▶ **EXERCISE REQUIREMENTS**: Where a line contains the word "katoa", copy that line in full.
++++
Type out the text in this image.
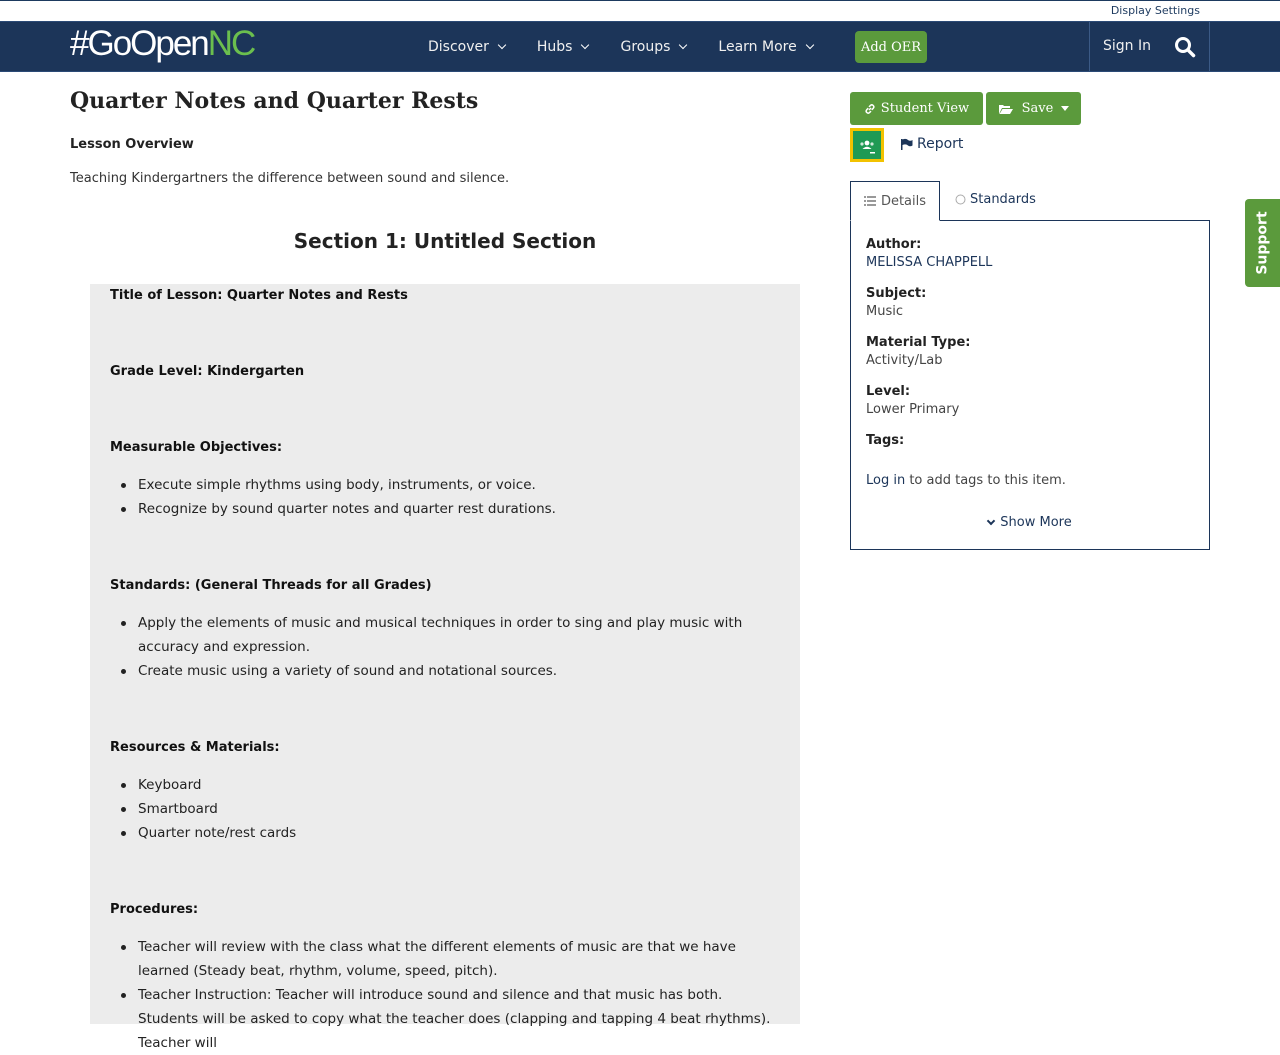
Display Settings
#GoOpenNC	Discover	Hubs	Groups	Learn More	Add OER	Sign In
Quarter Notes and Quarter Rests
Lesson Overview
Teaching Kindergartners the difference between sound and silence.
Section 1: Untitled Section
Title of Lesson: Quarter Notes and Rests
Grade Level: Kindergarten
Measurable Objectives:
Execute simple rhythms using body, instruments, or voice.
Recognize by sound quarter notes and quarter rest durations.
Standards: (General Threads for all Grades)
Apply the elements of music and musical techniques in order to sing and play music with accuracy and expression.
Create music using a variety of sound and notational sources.
Resources & Materials:
Keyboard
Smartboard
Quarter note/rest cards
Procedures:
Teacher will review with the class what the different elements of music are that we have learned (Steady beat, rhythm, volume, speed, pitch).
Teacher Instruction: Teacher will introduce sound and silence and that music has both. Students will be asked to copy what the teacher does (clapping and tapping 4 beat rhythms). Teacher will
Student View	Save
Report
Details	Standards
Author:
MELISSA CHAPPELL
Subject:
Music
Material Type:
Activity/Lab
Level:
Lower Primary
Tags:
Log in to add tags to this item.
Show More
Support
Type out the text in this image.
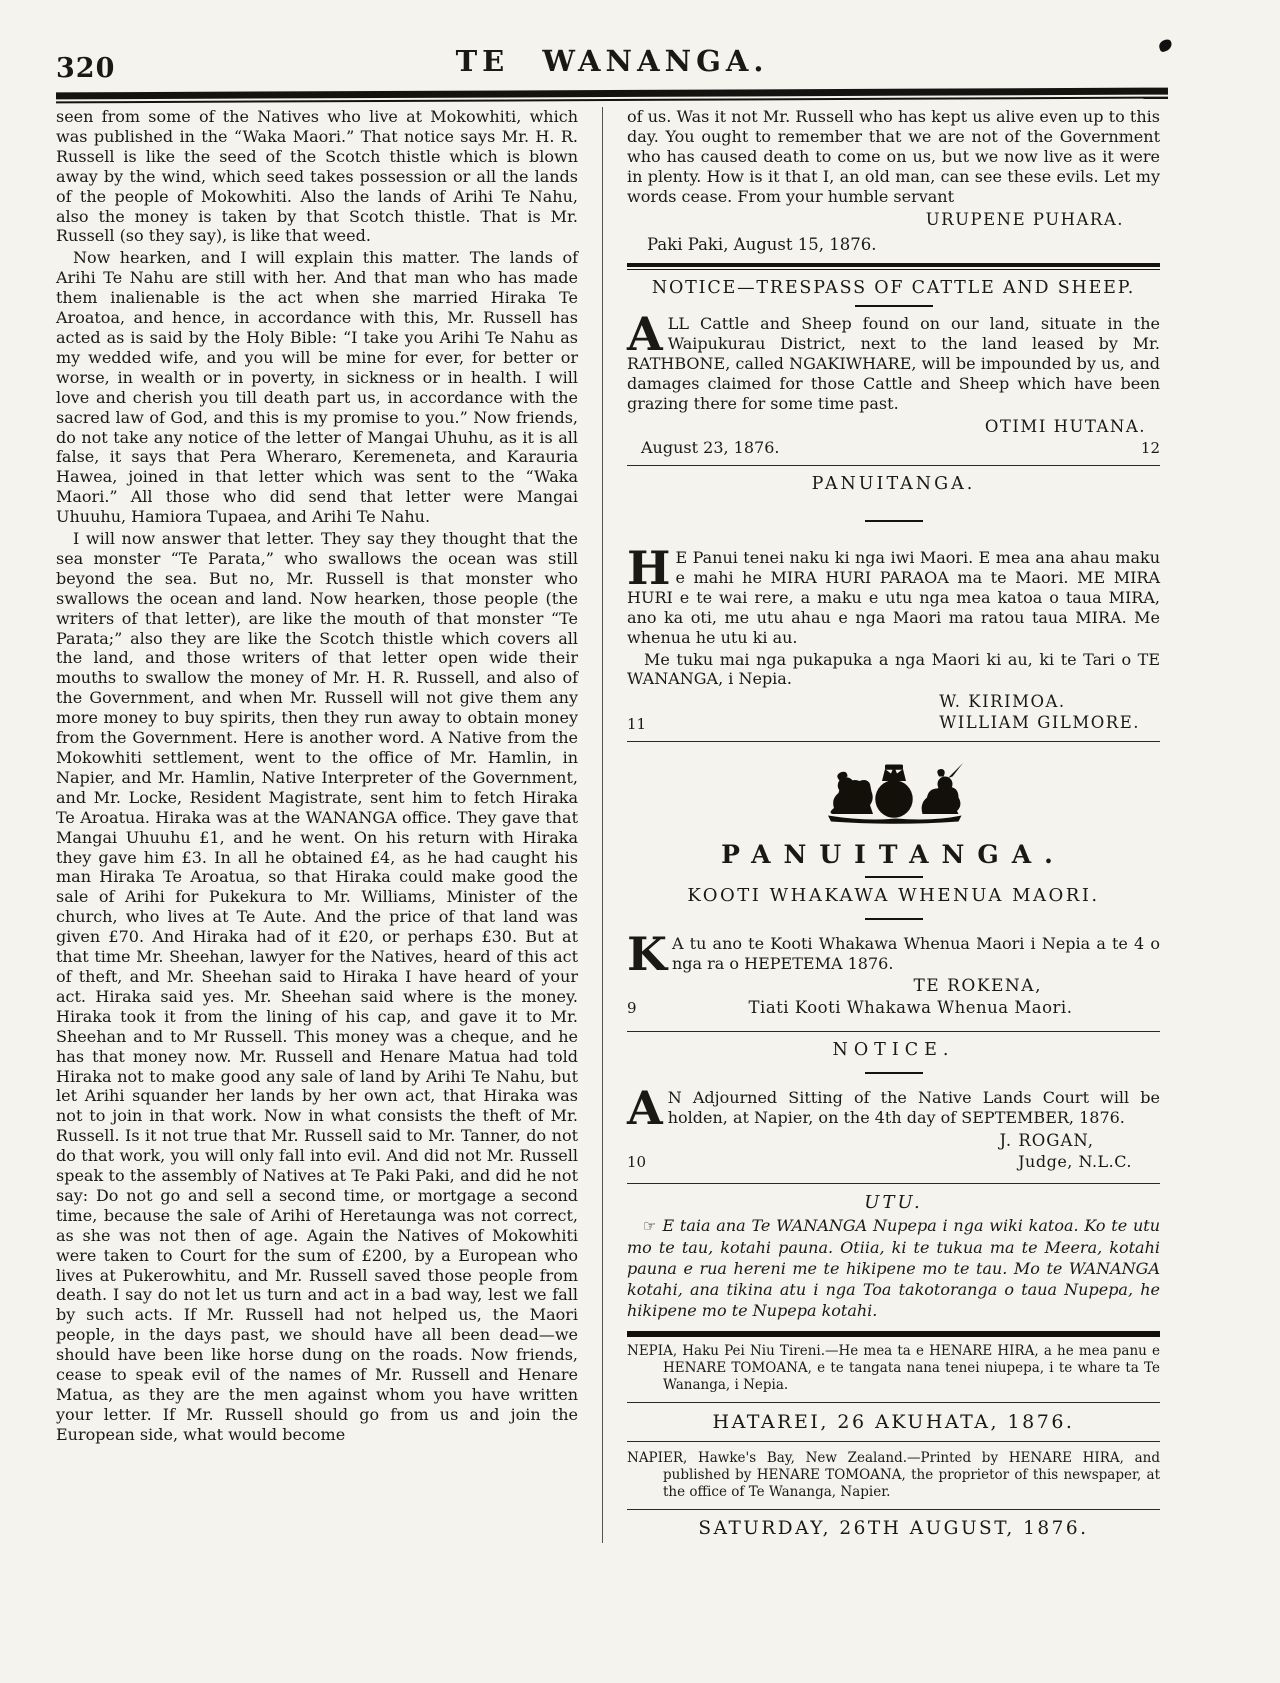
320	TE WANANGA.

seen from some of the Natives who live at Mokowhiti, which was published in the “Waka Maori.” That notice says Mr. H. R. Russell is like the seed of the Scotch thistle which is blown away by the wind, which seed takes possession or all the lands of the people of Mokowhiti. Also the lands of Arihi Te Nahu, also the money is taken by that Scotch thistle. That is Mr. Russell (so they say), is like that weed.

Now hearken, and I will explain this matter. The lands of Arihi Te Nahu are still with her. And that man who has made them inalienable is the act when she married Hiraka Te Aroatoa, and hence, in accordance with this, Mr. Russell has acted as is said by the Holy Bible: “I take you Arihi Te Nahu as my wedded wife, and you will be mine for ever, for better or worse, in wealth or in poverty, in sickness or in health. I will love and cherish you till death part us, in accordance with the sacred law of God, and this is my promise to you.” Now friends, do not take any notice of the letter of Mangai Uhuhu, as it is all false, it says that Pera Wheraro, Keremeneta, and Karauria Hawea, joined in that letter which was sent to the “Waka Maori.” All those who did send that letter were Mangai Uhuuhu, Hamiora Tupaea, and Arihi Te Nahu.

I will now answer that letter. They say they thought that the sea monster “Te Parata,” who swallows the ocean was still beyond the sea. But no, Mr. Russell is that monster who swallows the ocean and land. Now hearken, those people (the writers of that letter), are like the mouth of that monster “Te Parata;” also they are like the Scotch thistle which covers all the land, and those writers of that letter open wide their mouths to swallow the money of Mr. H. R. Russell, and also of the Government, and when Mr. Russell will not give them any more money to buy spirits, then they run away to obtain money from the Government. Here is another word. A Native from the Mokowhiti settlement, went to the office of Mr. Hamlin, in Napier, and Mr. Hamlin, Native Interpreter of the Government, and Mr. Locke, Resident Magistrate, sent him to fetch Hiraka Te Aroatua. Hiraka was at the WANANGA office. They gave that Mangai Uhuuhu £1, and he went. On his return with Hiraka they gave him £3. In all he obtained £4, as he had caught his man Hiraka Te Aroatua, so that Hiraka could make good the sale of Arihi for Pukekura to Mr. Williams, Minister of the church, who lives at Te Aute. And the price of that land was given £70. And Hiraka had of it £20, or perhaps £30. But at that time Mr. Sheehan, lawyer for the Natives, heard of this act of theft, and Mr. Sheehan said to Hiraka I have heard of your act. Hiraka said yes. Mr. Sheehan said where is the money. Hiraka took it from the lining of his cap, and gave it to Mr. Sheehan and to Mr Russell. This money was a cheque, and he has that money now. Mr. Russell and Henare Matua had told Hiraka not to make good any sale of land by Arihi Te Nahu, but let Arihi squander her lands by her own act, that Hiraka was not to join in that work. Now in what consists the theft of Mr. Russell. Is it not true that Mr. Russell said to Mr. Tanner, do not do that work, you will only fall into evil. And did not Mr. Russell speak to the assembly of Natives at Te Paki Paki, and did he not say: Do not go and sell a second time, or mortgage a second time, because the sale of Arihi of Heretaunga was not correct, as she was not then of age. Again the Natives of Mokowhiti were taken to Court for the sum of £200, by a European who lives at Pukerowhitu, and Mr. Russell saved those people from death. I say do not let us turn and act in a bad way, lest we fall by such acts. If Mr. Russell had not helped us, the Maori people, in the days past, we should have all been dead—we should have been like horse dung on the roads. Now friends, cease to speak evil of the names of Mr. Russell and Henare Matua, as they are the men against whom you have written your letter. If Mr. Russell should go from us and join the European side, what would become

of us. Was it not Mr. Russell who has kept us alive even up to this day. You ought to remember that we are not of the Government who has caused death to come on us, but we now live as it were in plenty. How is it that I, an old man, can see these evils. Let my words cease. From your humble servant

URUPENE PUHARA.

Paki Paki, August 15, 1876.

NOTICE—TRESPASS OF CATTLE AND SHEEP.

ALL Cattle and Sheep found on our land, situate in the Waipukurau District, next to the land leased by Mr. RATHBONE, called NGAKIWHARE, will be impounded by us, and damages claimed for those Cattle and Sheep which have been grazing there for some time past.

OTIMI HUTANA.
August 23, 1876.	12
PANUITANGA.

H E Panui tenei naku ki nga iwi Maori. E mea ana ahau maku e mahi he MIRA HURI PARAOA ma te Maori. ME MIRA HURI e te wai rere, a maku e utu nga mea katoa o taua MIRA, ano ka oti, me utu ahau e nga Maori ma ratou taua MIRA. Me whenua he utu ki au.

Me tuku mai nga pukapuka a nga Maori ki au, ki te Tari o TE WANANGA, i Nepia.

11
W. KIRIMOA.
WILLIAM GILMORE.
PANUITANGA.
KOOTI WHAKAWA WHENUA MAORI.

K A tu ano te Kooti Whakawa Whenua Maori i Nepia a te 4 o nga ra o HEPETEMA 1876.

TE ROKENA,
9	Tiati Kooti Whakawa Whenua Maori.
NOTICE.

A N Adjourned Sitting of the Native Lands Court will be holden, at Napier, on the 4th day of SEPTEMBER, 1876.

J. ROGAN,
10	Judge, N.L.C.
UTU.

☞ E taia ana Te WANANGA Nupepa i nga wiki katoa. Ko te utu mo te tau, kotahi pauna. Otiia, ki te tukua ma te Meera, kotahi pauna e rua hereni me te hikipene mo te tau. Mo te WANANGA kotahi, ana tikina atu i nga Toa takotoranga o taua Nupepa, he hikipene mo te Nupepa kotahi.

NEPIA, Haku Pei Niu Tireni.—He mea ta e HENARE HIRA, a he mea panu e HENARE TOMOANA, e te tangata nana tenei niupepa, i te whare ta Te Wananga, i Nepia.

HATAREI, 26 AKUHATA, 1876.

NAPIER, Hawke's Bay, New Zealand.—Printed by HENARE HIRA, and published by HENARE TOMOANA, the proprietor of this newspaper, at the office of Te Wananga, Napier.

SATURDAY, 26TH AUGUST, 1876.
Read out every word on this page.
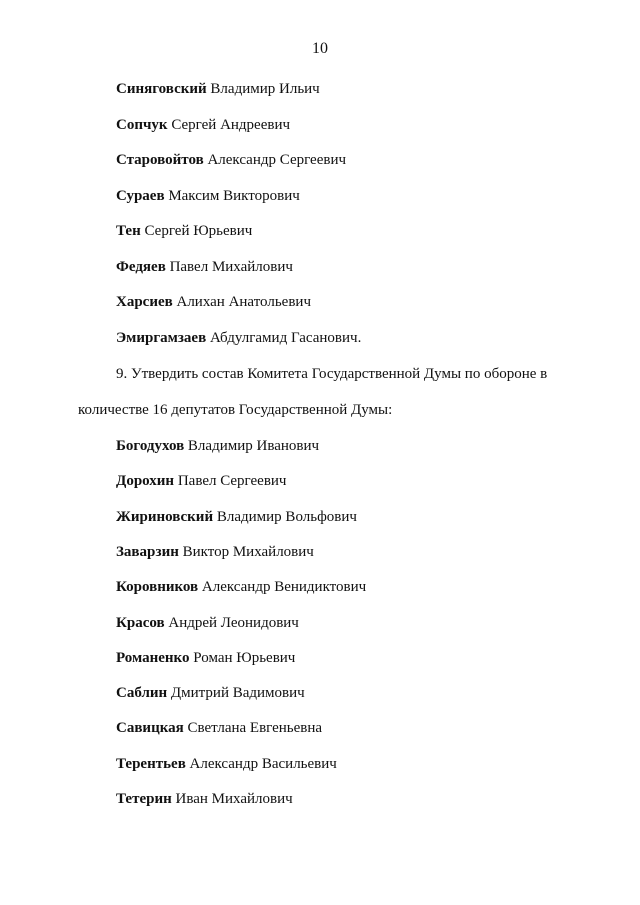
10
Синяговский Владимир Ильич
Сопчук Сергей Андреевич
Старовойтов Александр Сергеевич
Сураев Максим Викторович
Тен Сергей Юрьевич
Федяев Павел Михайлович
Харсиев Алихан Анатольевич
Эмиргамзаев Абдулгамид Гасанович.
9. Утвердить состав Комитета Государственной Думы по обороне в
количестве 16 депутатов Государственной Думы:
Богодухов Владимир Иванович
Дорохин Павел Сергеевич
Жириновский Владимир Вольфович
Заварзин Виктор Михайлович
Коровников Александр Венидиктович
Красов Андрей Леонидович
Романенко Роман Юрьевич
Саблин Дмитрий Вадимович
Савицкая Светлана Евгеньевна
Терентьев Александр Васильевич
Тетерин Иван Михайлович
++++
▶ **RESULT OF THIS TASK**:
H E Panui tenei naku ki nga iwi Maori. E mea ana ahau maku e mahi he MIRA HURI PARAOA ma te Maori. ME MIRA HURI e te wai rere, a maku e utu nga mea katoa o taua MIRA, ano ka oti, me utu ahau e nga Maori ma ratou taua MIRA. Me whenua he utu ki au.
☞ E taia ana Te WANANGA Nupepa i nga wiki katoa. Ko te utu mo te tau, kotahi pauna. Otiia, ki te tukua ma te Meera, kotahi pauna e rua hereni me te hikipene mo te tau. Mo te WANANGA kotahi, ana tikina atu i nga Toa takotoranga o taua Nupepa, he hikipene mo te Nupepa kotahi.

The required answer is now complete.